** BEGIN **
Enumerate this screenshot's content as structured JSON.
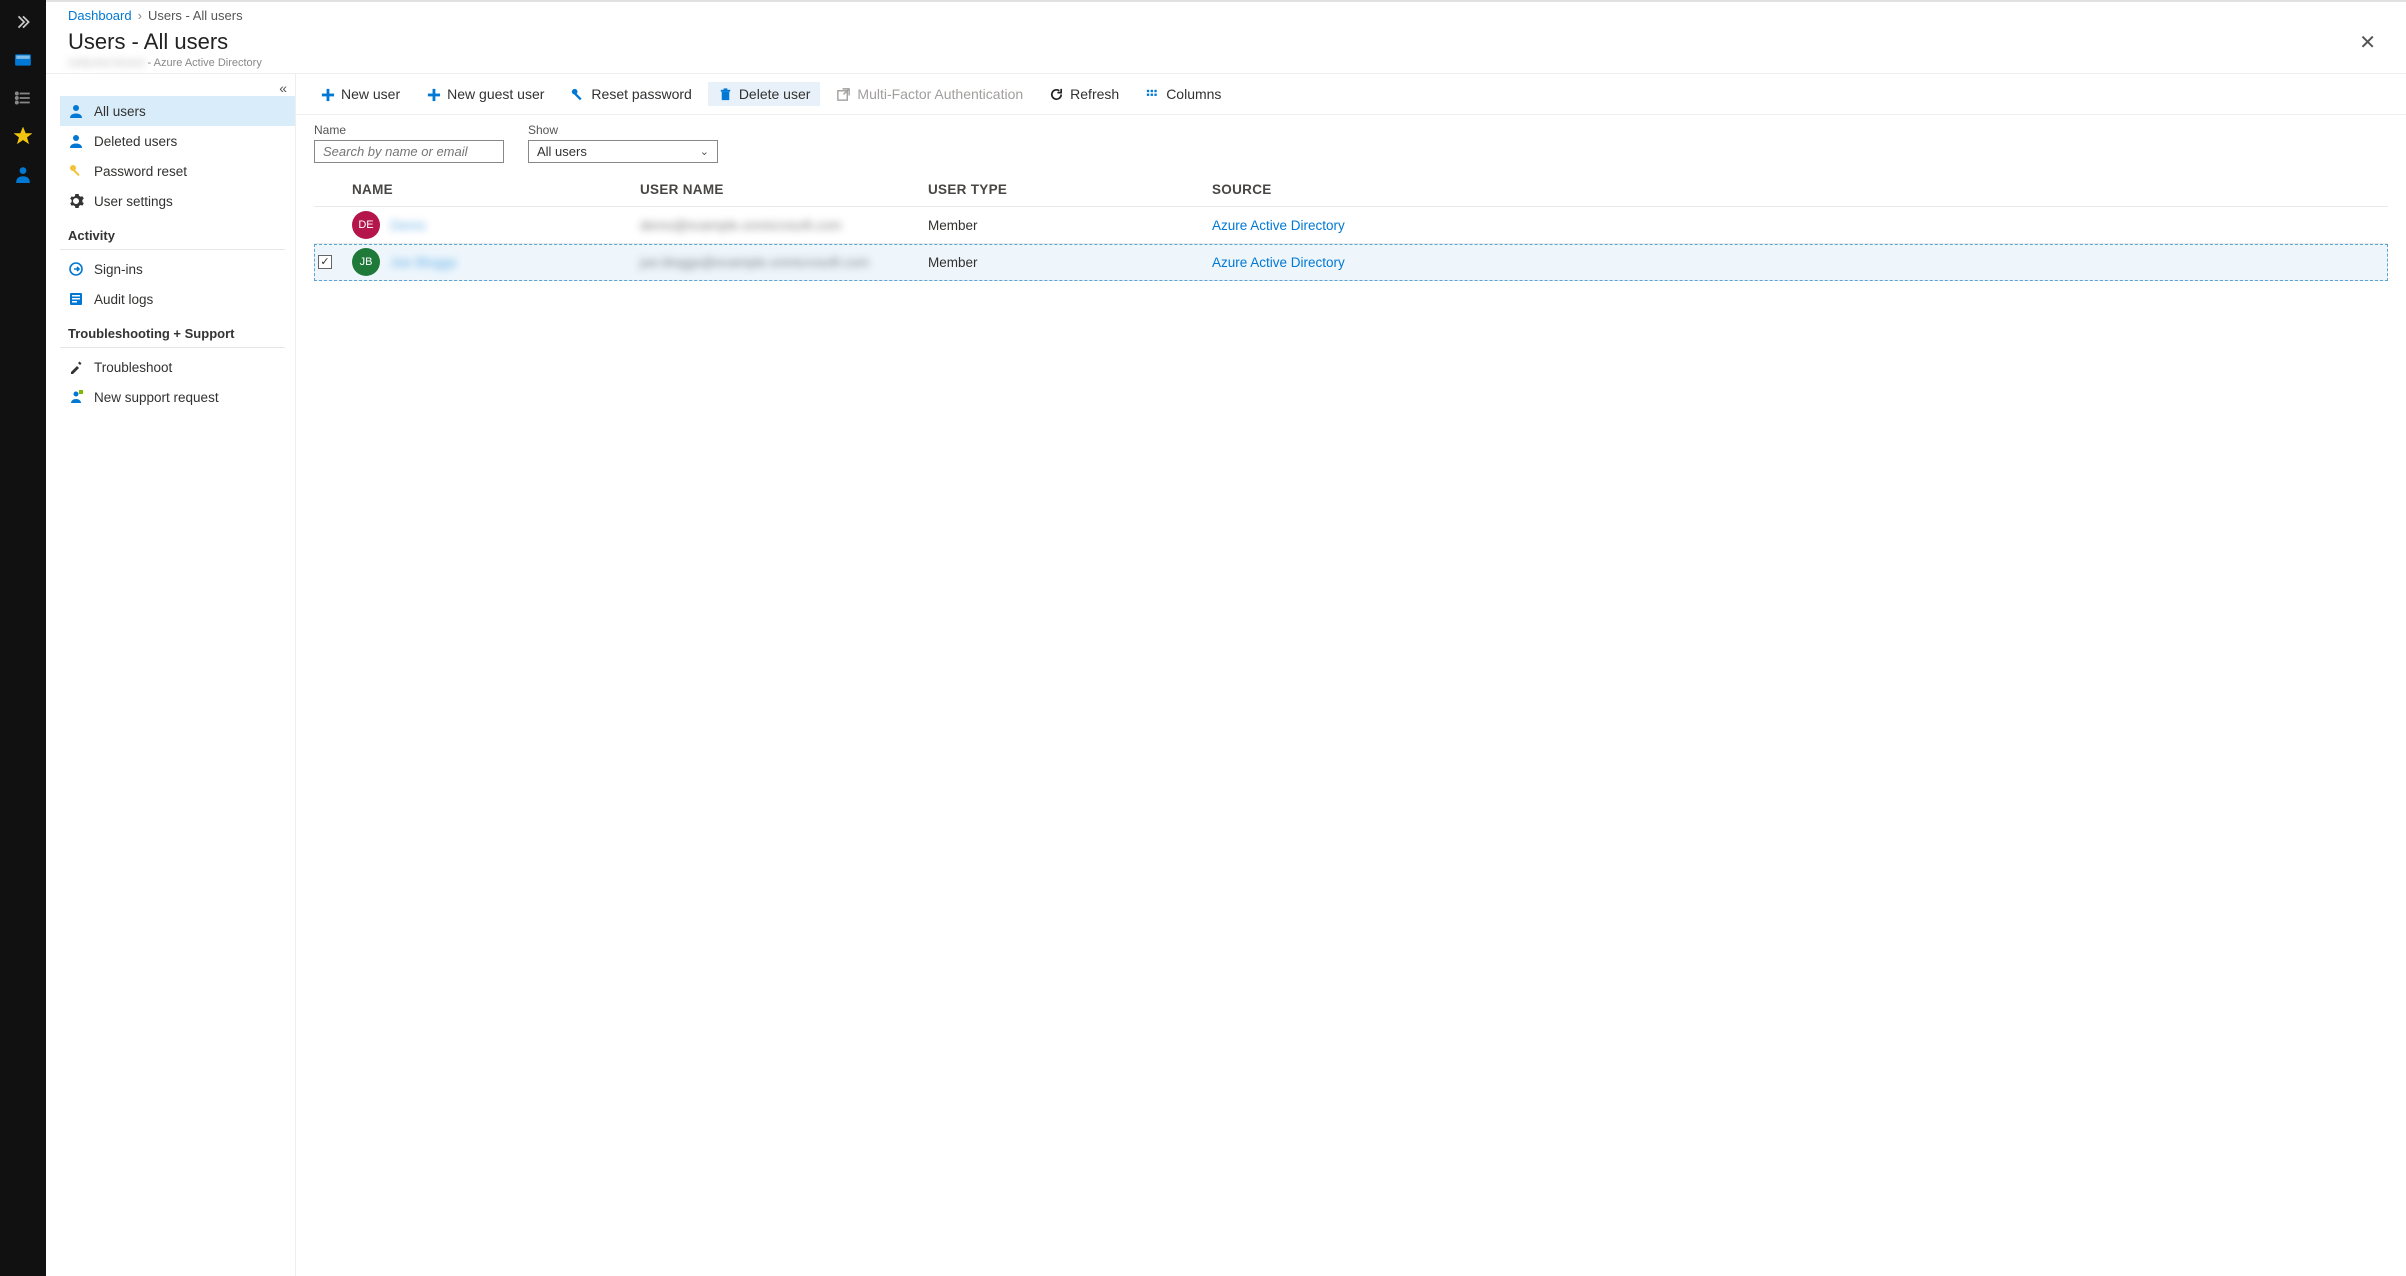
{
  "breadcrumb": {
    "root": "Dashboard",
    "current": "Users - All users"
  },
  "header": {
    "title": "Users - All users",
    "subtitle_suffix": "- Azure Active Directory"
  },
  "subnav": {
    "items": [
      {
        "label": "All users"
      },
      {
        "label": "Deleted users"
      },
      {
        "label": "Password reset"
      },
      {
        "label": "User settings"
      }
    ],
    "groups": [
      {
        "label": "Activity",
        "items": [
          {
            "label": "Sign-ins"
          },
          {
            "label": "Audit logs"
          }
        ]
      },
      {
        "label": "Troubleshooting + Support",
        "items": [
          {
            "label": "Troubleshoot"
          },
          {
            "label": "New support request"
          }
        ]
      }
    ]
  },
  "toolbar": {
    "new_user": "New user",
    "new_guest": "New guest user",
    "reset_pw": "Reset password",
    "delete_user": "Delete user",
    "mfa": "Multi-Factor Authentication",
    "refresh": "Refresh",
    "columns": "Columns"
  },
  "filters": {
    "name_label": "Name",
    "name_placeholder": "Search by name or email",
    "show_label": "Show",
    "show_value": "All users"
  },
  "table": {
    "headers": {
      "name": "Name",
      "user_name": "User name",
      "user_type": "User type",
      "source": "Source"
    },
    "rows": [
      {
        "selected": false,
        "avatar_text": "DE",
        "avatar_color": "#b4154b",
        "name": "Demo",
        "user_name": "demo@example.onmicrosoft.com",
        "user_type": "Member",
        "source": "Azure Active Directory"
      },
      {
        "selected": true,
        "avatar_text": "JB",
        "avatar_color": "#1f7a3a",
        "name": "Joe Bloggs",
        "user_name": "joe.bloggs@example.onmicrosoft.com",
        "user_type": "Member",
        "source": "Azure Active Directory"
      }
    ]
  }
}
** END **
▸ **WHAT YOU HAVE TO DO**
Transcribe all of the records above character for character. Exclude the pictures.

▸ **SOLUTION TO THE EXERCISE**
Enumerate this screenshot's content as structured JSON.
{
  "breadcrumb": {
    "root": "Dashboard",
    "current": "Users - All users"
  },
  "header": {
    "title": "Users - All users",
    "subtitle_suffix": "- Azure Active Directory"
  },
  "subnav": {
    "items": [
      {
        "label": "All users"
      },
      {
        "label": "Deleted users"
      },
      {
        "label": "Password reset"
      },
      {
        "label": "User settings"
      }
    ],
    "groups": [
      {
        "label": "Activity",
        "items": [
          {
            "label": "Sign-ins"
          },
          {
            "label": "Audit logs"
          }
        ]
      },
      {
        "label": "Troubleshooting + Support",
        "items": [
          {
            "label": "Troubleshoot"
          },
          {
            "label": "New support request"
          }
        ]
      }
    ]
  },
  "toolbar": {
    "new_user": "New user",
    "new_guest": "New guest user",
    "reset_pw": "Reset password",
    "delete_user": "Delete user",
    "mfa": "Multi-Factor Authentication",
    "refresh": "Refresh",
    "columns": "Columns"
  },
  "filters": {
    "name_label": "Name",
    "name_placeholder": "Search by name or email",
    "show_label": "Show",
    "show_value": "All users"
  },
  "table": {
    "headers": {
      "name": "Name",
      "user_name": "User name",
      "user_type": "User type",
      "source": "Source"
    },
    "rows": [
      {
        "selected": false,
        "avatar_text": "DE",
        "avatar_color": "#b4154b",
        "name": "Demo",
        "user_name": "demo@example.onmicrosoft.com",
        "user_type": "Member",
        "source": "Azure Active Directory"
      },
      {
        "selected": true,
        "avatar_text": "JB",
        "avatar_color": "#1f7a3a",
        "name": "Joe Bloggs",
        "user_name": "joe.bloggs@example.onmicrosoft.com",
        "user_type": "Member",
        "source": "Azure Active Directory"
      }
    ]
  }
}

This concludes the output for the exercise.